■ Verilen Metin:

┏━━

HABER MERKEZİ- Bitlis’in Yukarıölek (Oleka Jor) Mahallesi’nde bulunan Garzan Mezarlığı’nın yıkılarak, mezarlıkta bulunan 282 gerilla cenazesinin Kilyos Mezarlığı’nda kaldırıma gömülmesi üzerinden 3 yıl geçti. Ailelerin tüm çabalarına rağmen cenazeler ailelere aradan geçen bunca süreye rağmen verilmedi. Anadolu Yakınlarını Kaybeden Ailelerle Yardımlaşma ve Dayanışma Derneği (ANYAKAY-DER), cenazelerin ailelerine verilmemesinin üçüncü yıldönümünde basın toplantısı düzenlendi.
Fatih’te bulunan dernek binasında düzenlenen basın toplantısına, Garzan Aileleri ve Marmara Tutuklu ve Hükümlü Aileleri ile Dayanışma Derneği (MATUHAYDER) üyeleri katıldı. Toplantının yapıldığı salona Türkçe ve Kürtçe “Tüm canlılar için ölüm bir gerçektir. Mezar her ölen insanın kutsalı ve hakkıdır. Mezarıma dokunma” pankartı asıldı.
CENAZELER KAÇIRILDI
İlk olarak basın metnini okuyan ANYAKAY-DER Eşbaşkanı Sultan Karasu, 3 yıl önce Garzan mezarlığının korsanvari bir biçimde yıkıldığını ifade etti. Karasu, “16 Aralık 2017 da mezarlıkta bulunan 282 cenaze İstanbul’a kaçırılarak aylarca adli tıpta bekletildi” ifadelerini kullandı.
‘İNANÇLARIMIZ YOK SAYILIYOR’
Garzan Mezarlığı’nın yıkımının devletin bilgisi dahilinde olduğunu söyleyerek, cenazelere yapılan zulmü lanetleyen Karasu, barış sürecinin bitmesi ile birlikte mezarların tahrip edilerek kaçırıldığına dikkati çekti. Yaşanılan durumun suç olduğunu söyleyen Karasu, “Kilyos’ta plastik kaplar içinde kaldırımın altına üst üste gömenler suçludur. Savaşlarda bile cenazelerin alınıp dini ritüeller yerine getirilerek defin edilmesi için ara verilir. Hukukun hiçe sayıldığı gibi toplumsal inançlarımız da yok sayılmıştır” dedi.

┗━━

■ Toplanan Veriler:
┏━━

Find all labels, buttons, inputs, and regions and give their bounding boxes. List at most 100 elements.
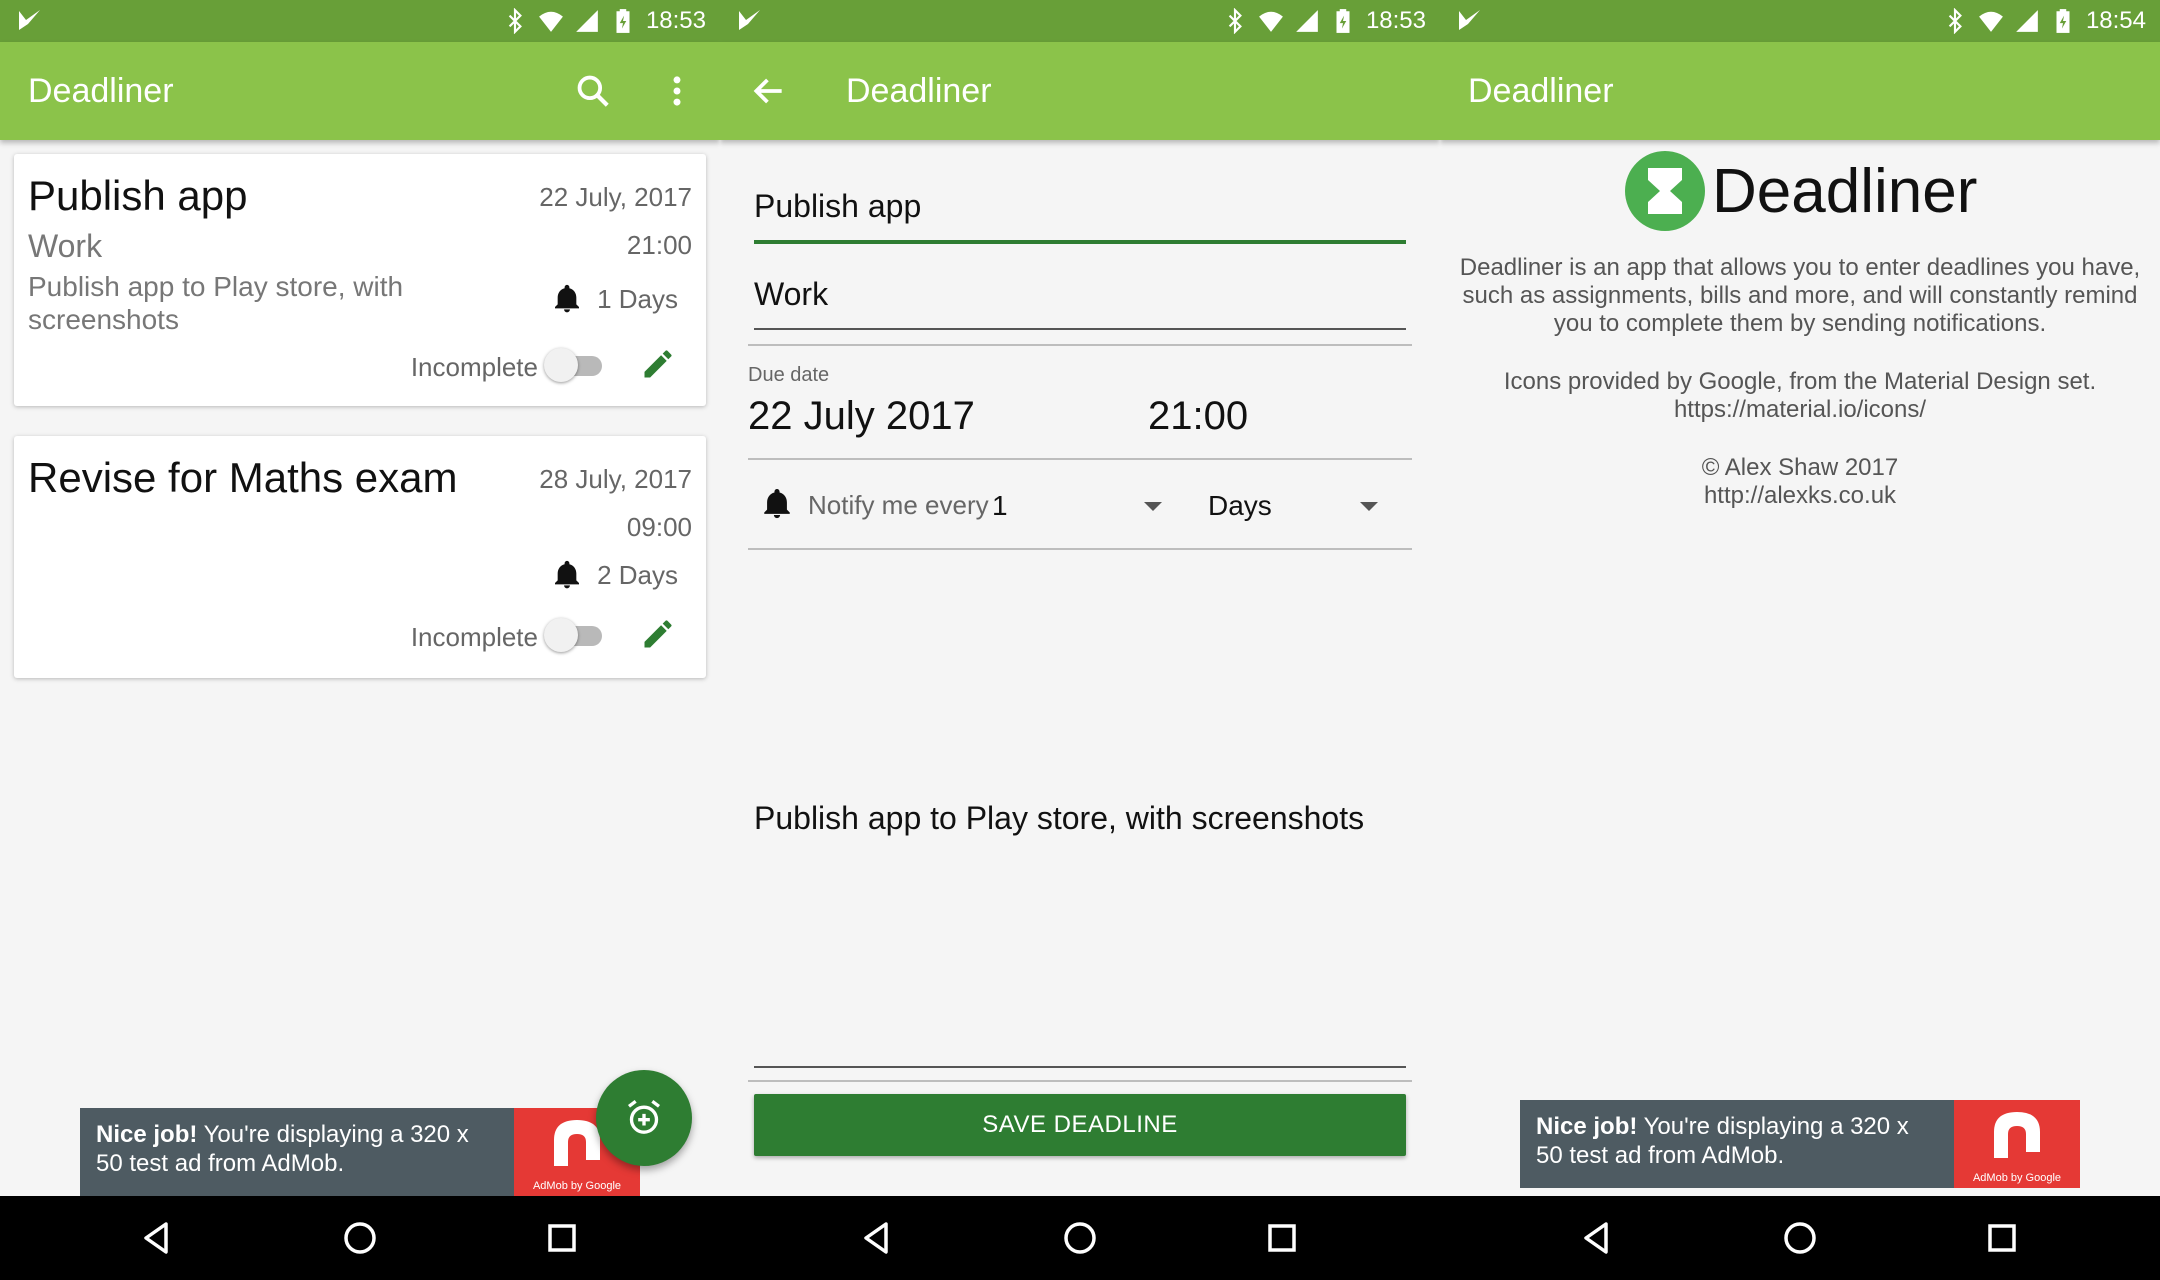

┗━━

■ Yönergeler:
[A] Garzan Mezarlığı haberinde Karasu, cenazeleri Kilyos'a gömenlerin neden suçlu olduğunu söylüyor? Bir ile üç cümle arasında açıklayın.
[B] Garzan Mezarlığı haberinde "HABER MERKEZİ- Bitlis’in" sözcüklerinden başlayıp "basın toplantısı düzenlendi." sözcükleri de dahil olmak üzere bölümü aynen kopyalayın.
[C] Garzan Mezarlığı haberini son cümlesinden sonra sürdürün.

■ Alıştırma Sonuçları:
[A] Karasu'ya göre cenazeler Kilyos'ta plastik kaplar içinde, kaldırımın altına üst üste gömülmüştür. Oysa savaşlarda bile cenazelerin alınıp dini ritüellerle defnedilmesi için ara verilir. Karasu bu yüzden hukukun hiçe sayıldığını ve toplumsal inançların da yok sayıldığını söylüyor.

[B]
HABER MERKEZİ- Bitlis’in Yukarıölek (Oleka Jor) Mahallesi’nde bulunan Garzan Mezarlığı’nın yıkılarak, mezarlıkta bulunan 282 gerilla cenazesinin Kilyos Mezarlığı’nda kaldırıma gömülmesi üzerinden 3 yıl geçti. Ailelerin tüm çabalarına rağmen cenazeler ailelere aradan geçen bunca süreye rağmen verilmedi. Anadolu Yakınlarını Kaybeden Ailelerle Yardımlaşma ve Dayanışma Derneği (ANYAKAY-DER), cenazelerin ailelerine verilmemesinin üçüncü yıldönümünde basın toplantısı düzenlendi.

[C]
‘KİMLİKLER BELİRLENİP AİLELERE VERİLMESİ GEREKİYOR’
Karasu, AKP-MHP hükümetinin toplumun dini duygularını sömürdüğünü ve hukuku hiçe saydığını ifade etti. Cenazeye yaklaşımın insani değerlerden uzak olduğuna işaret eden Karasu, “Hukuku yok sayan bu tutumları kabul etmiyor ve kınıyoruz. Garzan Mezarlığı şahsında ailelere ve topluma yaşatılan bu travmadan hükümet sorumludur. Çıkarılan 282 cenazenin kimliklerinin belirlenmesi ve ailelere teslim edilmesi gerekiyor. Yaşatılan bu zulüm karşısında ailelerden kamuoyu önünde özür dilenmesi ve yasa dışı her türlü uygulamalara son vermeleri gerekiyor” diye vurguladı.
DUYARLILIK ÇAĞRISI
Kürtlerin ölülerinden dahi korkulduğunun altını çizen Karasu, bir cenazeyi dört kez gömmenin insanlık dışı olduğunu söyledi. Garzan’ın ilk hali ve son halini, tahrip edilme sürecini fotoğraflarla gösteren Karasu, “Kürtlerin cenazesini en son betona gömdüler, tarih bunu da yazdı. Cenazelerimizin Kilyos’tan çıkarılıp memleketlerine götürülmesi için suç duyurusunda bulunmanın hak olduğunu söyleyerek tüm kamuoyuna duyarlılık çağrısında bulunuyorum” şeklinde konuştu. (ANF)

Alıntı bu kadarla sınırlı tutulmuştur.